*Task objective*
Look through the lines of the material and count those containing "image". Give that count alone.

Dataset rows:
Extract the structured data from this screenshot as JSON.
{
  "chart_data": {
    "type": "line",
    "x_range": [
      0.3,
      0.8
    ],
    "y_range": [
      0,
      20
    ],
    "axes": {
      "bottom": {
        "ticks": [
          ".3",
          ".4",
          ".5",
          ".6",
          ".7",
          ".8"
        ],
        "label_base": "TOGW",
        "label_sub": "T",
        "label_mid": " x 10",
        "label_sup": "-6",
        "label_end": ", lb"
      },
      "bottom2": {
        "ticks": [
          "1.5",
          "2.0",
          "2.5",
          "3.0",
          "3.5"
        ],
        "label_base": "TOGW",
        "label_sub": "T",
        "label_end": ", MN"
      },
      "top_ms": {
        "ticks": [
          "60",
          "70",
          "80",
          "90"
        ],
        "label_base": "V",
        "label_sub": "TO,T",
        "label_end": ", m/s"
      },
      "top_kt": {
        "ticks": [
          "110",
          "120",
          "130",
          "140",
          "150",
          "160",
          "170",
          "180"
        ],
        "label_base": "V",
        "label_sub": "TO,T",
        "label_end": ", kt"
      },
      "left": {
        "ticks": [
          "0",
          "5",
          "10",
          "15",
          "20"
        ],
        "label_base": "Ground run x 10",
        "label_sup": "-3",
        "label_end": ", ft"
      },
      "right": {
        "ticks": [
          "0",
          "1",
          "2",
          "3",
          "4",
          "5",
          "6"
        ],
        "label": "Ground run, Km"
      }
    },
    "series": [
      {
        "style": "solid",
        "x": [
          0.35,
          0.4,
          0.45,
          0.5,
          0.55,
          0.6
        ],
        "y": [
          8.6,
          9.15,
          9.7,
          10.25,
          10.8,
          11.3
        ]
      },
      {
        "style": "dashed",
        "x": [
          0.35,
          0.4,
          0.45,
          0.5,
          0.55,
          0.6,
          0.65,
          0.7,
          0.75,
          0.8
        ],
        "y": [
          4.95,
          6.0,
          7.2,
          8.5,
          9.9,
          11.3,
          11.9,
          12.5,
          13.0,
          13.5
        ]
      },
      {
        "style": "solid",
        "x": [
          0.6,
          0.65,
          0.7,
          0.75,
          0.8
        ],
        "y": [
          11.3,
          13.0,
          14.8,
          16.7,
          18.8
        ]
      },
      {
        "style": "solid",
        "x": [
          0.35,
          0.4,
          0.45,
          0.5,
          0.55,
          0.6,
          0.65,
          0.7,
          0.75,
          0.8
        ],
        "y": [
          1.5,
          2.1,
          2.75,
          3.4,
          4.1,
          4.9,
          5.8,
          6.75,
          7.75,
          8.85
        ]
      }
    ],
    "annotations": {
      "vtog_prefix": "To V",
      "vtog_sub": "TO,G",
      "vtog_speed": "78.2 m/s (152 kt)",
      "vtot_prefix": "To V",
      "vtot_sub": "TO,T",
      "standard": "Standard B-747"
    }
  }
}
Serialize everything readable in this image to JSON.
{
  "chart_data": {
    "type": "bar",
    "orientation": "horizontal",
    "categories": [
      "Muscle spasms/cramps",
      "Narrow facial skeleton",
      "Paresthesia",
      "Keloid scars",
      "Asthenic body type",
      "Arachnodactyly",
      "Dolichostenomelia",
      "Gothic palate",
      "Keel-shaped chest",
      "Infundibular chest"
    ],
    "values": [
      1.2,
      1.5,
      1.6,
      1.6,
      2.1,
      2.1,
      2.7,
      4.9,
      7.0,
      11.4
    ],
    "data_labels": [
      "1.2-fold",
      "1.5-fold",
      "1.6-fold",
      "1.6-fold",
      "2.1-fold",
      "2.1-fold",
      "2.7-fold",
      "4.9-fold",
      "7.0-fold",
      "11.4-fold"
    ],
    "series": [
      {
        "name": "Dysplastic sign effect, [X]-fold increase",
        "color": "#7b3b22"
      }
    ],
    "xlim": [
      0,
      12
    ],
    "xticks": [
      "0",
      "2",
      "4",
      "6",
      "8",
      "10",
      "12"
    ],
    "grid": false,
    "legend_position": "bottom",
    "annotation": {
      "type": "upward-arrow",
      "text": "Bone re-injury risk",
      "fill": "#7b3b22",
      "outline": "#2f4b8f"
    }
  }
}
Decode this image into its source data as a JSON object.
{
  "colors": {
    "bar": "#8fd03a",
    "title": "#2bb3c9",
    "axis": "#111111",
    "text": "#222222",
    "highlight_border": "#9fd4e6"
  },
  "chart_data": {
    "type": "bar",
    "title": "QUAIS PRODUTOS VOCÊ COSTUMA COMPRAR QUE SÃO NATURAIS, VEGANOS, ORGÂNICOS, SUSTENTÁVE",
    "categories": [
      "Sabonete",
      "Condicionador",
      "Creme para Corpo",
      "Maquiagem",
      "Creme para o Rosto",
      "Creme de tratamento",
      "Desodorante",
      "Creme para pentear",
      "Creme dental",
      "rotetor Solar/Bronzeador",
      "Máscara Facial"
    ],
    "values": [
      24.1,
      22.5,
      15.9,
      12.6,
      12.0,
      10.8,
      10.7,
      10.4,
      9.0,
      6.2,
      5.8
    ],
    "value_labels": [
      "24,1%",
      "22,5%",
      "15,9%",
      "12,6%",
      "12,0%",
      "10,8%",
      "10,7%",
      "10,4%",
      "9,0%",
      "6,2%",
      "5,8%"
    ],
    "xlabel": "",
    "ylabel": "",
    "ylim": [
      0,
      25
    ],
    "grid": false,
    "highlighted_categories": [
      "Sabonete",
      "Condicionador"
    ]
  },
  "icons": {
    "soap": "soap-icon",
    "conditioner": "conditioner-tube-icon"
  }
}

*Solved problem*
2